* **What is expected**
Update the listing below by replacing each "piece-shadow" with "piece-drop-shadow", keeping everything else unchanged.

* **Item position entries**
begin
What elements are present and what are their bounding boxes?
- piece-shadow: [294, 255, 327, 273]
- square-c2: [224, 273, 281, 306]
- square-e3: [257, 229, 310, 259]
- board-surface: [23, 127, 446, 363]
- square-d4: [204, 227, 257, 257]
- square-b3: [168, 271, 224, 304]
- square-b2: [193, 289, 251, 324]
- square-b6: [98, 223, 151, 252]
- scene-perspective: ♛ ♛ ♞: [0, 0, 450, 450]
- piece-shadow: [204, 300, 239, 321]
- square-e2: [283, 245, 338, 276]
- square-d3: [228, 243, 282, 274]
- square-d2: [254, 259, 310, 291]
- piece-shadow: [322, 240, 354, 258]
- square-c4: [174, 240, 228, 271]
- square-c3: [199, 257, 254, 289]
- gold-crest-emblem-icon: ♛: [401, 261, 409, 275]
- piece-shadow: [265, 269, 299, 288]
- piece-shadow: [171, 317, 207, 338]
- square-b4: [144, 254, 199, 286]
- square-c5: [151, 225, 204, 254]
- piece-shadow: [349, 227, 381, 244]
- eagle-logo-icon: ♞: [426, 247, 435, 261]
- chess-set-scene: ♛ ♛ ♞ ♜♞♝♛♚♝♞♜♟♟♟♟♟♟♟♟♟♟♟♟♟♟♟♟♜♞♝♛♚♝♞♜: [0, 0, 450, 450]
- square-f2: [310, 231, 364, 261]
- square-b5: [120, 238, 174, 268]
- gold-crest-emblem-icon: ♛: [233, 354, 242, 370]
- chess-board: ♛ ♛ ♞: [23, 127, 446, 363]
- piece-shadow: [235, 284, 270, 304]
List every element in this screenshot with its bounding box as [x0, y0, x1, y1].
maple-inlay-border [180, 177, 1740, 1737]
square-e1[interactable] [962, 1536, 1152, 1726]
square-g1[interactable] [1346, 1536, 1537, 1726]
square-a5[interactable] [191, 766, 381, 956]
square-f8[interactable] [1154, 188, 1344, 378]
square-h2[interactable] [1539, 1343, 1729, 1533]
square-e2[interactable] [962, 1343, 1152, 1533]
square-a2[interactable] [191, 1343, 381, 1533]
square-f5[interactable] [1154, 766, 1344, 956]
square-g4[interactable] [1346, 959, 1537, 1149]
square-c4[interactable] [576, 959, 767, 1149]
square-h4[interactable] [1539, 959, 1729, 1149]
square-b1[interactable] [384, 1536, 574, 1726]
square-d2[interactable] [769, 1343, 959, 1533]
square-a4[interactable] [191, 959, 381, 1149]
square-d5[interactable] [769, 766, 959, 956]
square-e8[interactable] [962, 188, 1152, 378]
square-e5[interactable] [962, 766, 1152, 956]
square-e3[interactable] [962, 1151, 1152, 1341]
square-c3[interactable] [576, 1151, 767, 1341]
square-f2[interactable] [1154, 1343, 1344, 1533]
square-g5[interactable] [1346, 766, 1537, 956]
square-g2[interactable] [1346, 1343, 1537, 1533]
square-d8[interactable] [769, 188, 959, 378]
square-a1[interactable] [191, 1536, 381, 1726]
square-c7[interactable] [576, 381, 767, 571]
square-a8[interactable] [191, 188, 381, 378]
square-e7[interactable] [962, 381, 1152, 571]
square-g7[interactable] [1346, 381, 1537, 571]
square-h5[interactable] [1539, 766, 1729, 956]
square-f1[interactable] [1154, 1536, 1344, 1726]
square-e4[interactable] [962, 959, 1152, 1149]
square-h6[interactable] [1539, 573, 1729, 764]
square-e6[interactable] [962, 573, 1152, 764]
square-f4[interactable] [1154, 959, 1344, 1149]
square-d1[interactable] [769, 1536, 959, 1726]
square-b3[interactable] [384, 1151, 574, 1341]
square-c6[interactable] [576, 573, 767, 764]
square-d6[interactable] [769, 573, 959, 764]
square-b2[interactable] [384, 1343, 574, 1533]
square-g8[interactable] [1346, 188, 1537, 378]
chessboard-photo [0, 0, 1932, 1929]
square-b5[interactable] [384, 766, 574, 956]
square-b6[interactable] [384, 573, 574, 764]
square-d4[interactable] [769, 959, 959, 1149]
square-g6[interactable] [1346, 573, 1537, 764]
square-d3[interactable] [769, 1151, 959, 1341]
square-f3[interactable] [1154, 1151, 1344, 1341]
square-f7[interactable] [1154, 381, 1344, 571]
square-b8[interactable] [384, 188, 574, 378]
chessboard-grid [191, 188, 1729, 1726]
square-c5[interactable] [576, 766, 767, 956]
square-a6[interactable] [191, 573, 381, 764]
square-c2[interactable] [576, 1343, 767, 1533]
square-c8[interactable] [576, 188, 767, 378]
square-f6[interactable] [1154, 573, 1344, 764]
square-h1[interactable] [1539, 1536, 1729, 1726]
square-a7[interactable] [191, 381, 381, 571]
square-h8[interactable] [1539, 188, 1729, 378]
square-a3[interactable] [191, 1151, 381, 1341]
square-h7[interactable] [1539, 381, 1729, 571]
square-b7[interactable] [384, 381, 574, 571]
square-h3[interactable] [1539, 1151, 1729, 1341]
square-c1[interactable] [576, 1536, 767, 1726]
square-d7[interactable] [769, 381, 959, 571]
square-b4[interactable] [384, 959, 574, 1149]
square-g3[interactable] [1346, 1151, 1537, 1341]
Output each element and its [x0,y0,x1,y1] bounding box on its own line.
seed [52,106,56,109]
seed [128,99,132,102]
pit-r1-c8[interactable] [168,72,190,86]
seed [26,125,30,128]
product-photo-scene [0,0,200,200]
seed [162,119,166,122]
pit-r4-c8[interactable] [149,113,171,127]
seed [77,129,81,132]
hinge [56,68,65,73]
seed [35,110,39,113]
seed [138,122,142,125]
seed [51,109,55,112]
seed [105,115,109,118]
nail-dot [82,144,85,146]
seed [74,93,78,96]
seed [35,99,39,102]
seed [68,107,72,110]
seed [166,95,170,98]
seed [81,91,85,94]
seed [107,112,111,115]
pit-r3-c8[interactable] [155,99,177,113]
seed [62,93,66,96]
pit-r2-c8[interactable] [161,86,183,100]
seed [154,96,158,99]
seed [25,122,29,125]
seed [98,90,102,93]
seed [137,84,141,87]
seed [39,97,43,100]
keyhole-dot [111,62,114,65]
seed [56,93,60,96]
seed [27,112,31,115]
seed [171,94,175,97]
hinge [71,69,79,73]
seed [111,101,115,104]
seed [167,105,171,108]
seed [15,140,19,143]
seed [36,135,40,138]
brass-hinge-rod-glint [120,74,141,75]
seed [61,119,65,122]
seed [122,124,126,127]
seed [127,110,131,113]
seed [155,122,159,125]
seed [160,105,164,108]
end
* **Reply to the task**
What elements are present and what are their bounding boxes?
- piece-drop-shadow: [294, 255, 327, 273]
- square-c2: [224, 273, 281, 306]
- square-e3: [257, 229, 310, 259]
- board-surface: [23, 127, 446, 363]
- square-d4: [204, 227, 257, 257]
- square-b3: [168, 271, 224, 304]
- square-b2: [193, 289, 251, 324]
- square-b6: [98, 223, 151, 252]
- scene-perspective: ♛ ♛ ♞: [0, 0, 450, 450]
- piece-drop-shadow: [204, 300, 239, 321]
- square-e2: [283, 245, 338, 276]
- square-d3: [228, 243, 282, 274]
- square-d2: [254, 259, 310, 291]
- piece-drop-shadow: [322, 240, 354, 258]
- square-c4: [174, 240, 228, 271]
- square-c3: [199, 257, 254, 289]
- gold-crest-emblem-icon: ♛: [401, 261, 409, 275]
- piece-drop-shadow: [265, 269, 299, 288]
- piece-drop-shadow: [171, 317, 207, 338]
- square-b4: [144, 254, 199, 286]
- square-c5: [151, 225, 204, 254]
- piece-drop-shadow: [349, 227, 381, 244]
- eagle-logo-icon: ♞: [426, 247, 435, 261]
- chess-set-scene: ♛ ♛ ♞ ♜♞♝♛♚♝♞♜♟♟♟♟♟♟♟♟♟♟♟♟♟♟♟♟♜♞♝♛♚♝♞♜: [0, 0, 450, 450]
- square-f2: [310, 231, 364, 261]
- square-b5: [120, 238, 174, 268]
- gold-crest-emblem-icon: ♛: [233, 354, 242, 370]
- chess-board: ♛ ♛ ♞: [23, 127, 446, 363]
- piece-drop-shadow: [235, 284, 270, 304]
List every element in this screenshot with its bounding box as [x0, y0, x1, y1].
maple-inlay-border [180, 177, 1740, 1737]
square-e1[interactable] [962, 1536, 1152, 1726]
square-g1[interactable] [1346, 1536, 1537, 1726]
square-a5[interactable] [191, 766, 381, 956]
square-f8[interactable] [1154, 188, 1344, 378]
square-h2[interactable] [1539, 1343, 1729, 1533]
square-e2[interactable] [962, 1343, 1152, 1533]
square-a2[interactable] [191, 1343, 381, 1533]
square-f5[interactable] [1154, 766, 1344, 956]
square-g4[interactable] [1346, 959, 1537, 1149]
square-c4[interactable] [576, 959, 767, 1149]
square-h4[interactable] [1539, 959, 1729, 1149]
square-b1[interactable] [384, 1536, 574, 1726]
square-d2[interactable] [769, 1343, 959, 1533]
square-a4[interactable] [191, 959, 381, 1149]
square-d5[interactable] [769, 766, 959, 956]
square-e8[interactable] [962, 188, 1152, 378]
square-e5[interactable] [962, 766, 1152, 956]
square-e3[interactable] [962, 1151, 1152, 1341]
square-c3[interactable] [576, 1151, 767, 1341]
square-f2[interactable] [1154, 1343, 1344, 1533]
square-g5[interactable] [1346, 766, 1537, 956]
square-g2[interactable] [1346, 1343, 1537, 1533]
square-d8[interactable] [769, 188, 959, 378]
square-a1[interactable] [191, 1536, 381, 1726]
square-c7[interactable] [576, 381, 767, 571]
square-a8[interactable] [191, 188, 381, 378]
square-e7[interactable] [962, 381, 1152, 571]
square-g7[interactable] [1346, 381, 1537, 571]
square-h5[interactable] [1539, 766, 1729, 956]
square-f1[interactable] [1154, 1536, 1344, 1726]
square-e4[interactable] [962, 959, 1152, 1149]
square-h6[interactable] [1539, 573, 1729, 764]
square-e6[interactable] [962, 573, 1152, 764]
square-f4[interactable] [1154, 959, 1344, 1149]
square-d1[interactable] [769, 1536, 959, 1726]
square-b3[interactable] [384, 1151, 574, 1341]
square-c6[interactable] [576, 573, 767, 764]
square-d6[interactable] [769, 573, 959, 764]
square-b2[interactable] [384, 1343, 574, 1533]
square-g8[interactable] [1346, 188, 1537, 378]
chessboard-photo [0, 0, 1932, 1929]
square-b5[interactable] [384, 766, 574, 956]
square-b6[interactable] [384, 573, 574, 764]
square-d4[interactable] [769, 959, 959, 1149]
square-g6[interactable] [1346, 573, 1537, 764]
square-d3[interactable] [769, 1151, 959, 1341]
square-f3[interactable] [1154, 1151, 1344, 1341]
square-f7[interactable] [1154, 381, 1344, 571]
square-b8[interactable] [384, 188, 574, 378]
chessboard-grid [191, 188, 1729, 1726]
square-c5[interactable] [576, 766, 767, 956]
square-a6[interactable] [191, 573, 381, 764]
square-c2[interactable] [576, 1343, 767, 1533]
square-c8[interactable] [576, 188, 767, 378]
square-f6[interactable] [1154, 573, 1344, 764]
square-h1[interactable] [1539, 1536, 1729, 1726]
square-a7[interactable] [191, 381, 381, 571]
square-h8[interactable] [1539, 188, 1729, 378]
square-a3[interactable] [191, 1151, 381, 1341]
square-h7[interactable] [1539, 381, 1729, 571]
square-b7[interactable] [384, 381, 574, 571]
square-h3[interactable] [1539, 1151, 1729, 1341]
square-c1[interactable] [576, 1536, 767, 1726]
square-d7[interactable] [769, 381, 959, 571]
square-b4[interactable] [384, 959, 574, 1149]
square-g3[interactable] [1346, 1151, 1537, 1341]
Output each element and its [x0,y0,x1,y1] bounding box on its own line.
seed [52,106,56,109]
seed [128,99,132,102]
pit-r1-c8[interactable] [168,72,190,86]
seed [26,125,30,128]
product-photo-scene [0,0,200,200]
seed [162,119,166,122]
pit-r4-c8[interactable] [149,113,171,127]
seed [77,129,81,132]
hinge [56,68,65,73]
seed [35,110,39,113]
seed [138,122,142,125]
seed [51,109,55,112]
seed [105,115,109,118]
nail-dot [82,144,85,146]
seed [74,93,78,96]
seed [35,99,39,102]
seed [68,107,72,110]
seed [166,95,170,98]
seed [81,91,85,94]
seed [107,112,111,115]
pit-r3-c8[interactable] [155,99,177,113]
seed [62,93,66,96]
pit-r2-c8[interactable] [161,86,183,100]
seed [154,96,158,99]
seed [25,122,29,125]
seed [98,90,102,93]
seed [137,84,141,87]
seed [39,97,43,100]
keyhole-dot [111,62,114,65]
seed [56,93,60,96]
seed [27,112,31,115]
seed [171,94,175,97]
hinge [71,69,79,73]
seed [111,101,115,104]
seed [167,105,171,108]
seed [15,140,19,143]
seed [36,135,40,138]
brass-hinge-rod-glint [120,74,141,75]
seed [61,119,65,122]
seed [122,124,126,127]
seed [127,110,131,113]
seed [155,122,159,125]
seed [160,105,164,108]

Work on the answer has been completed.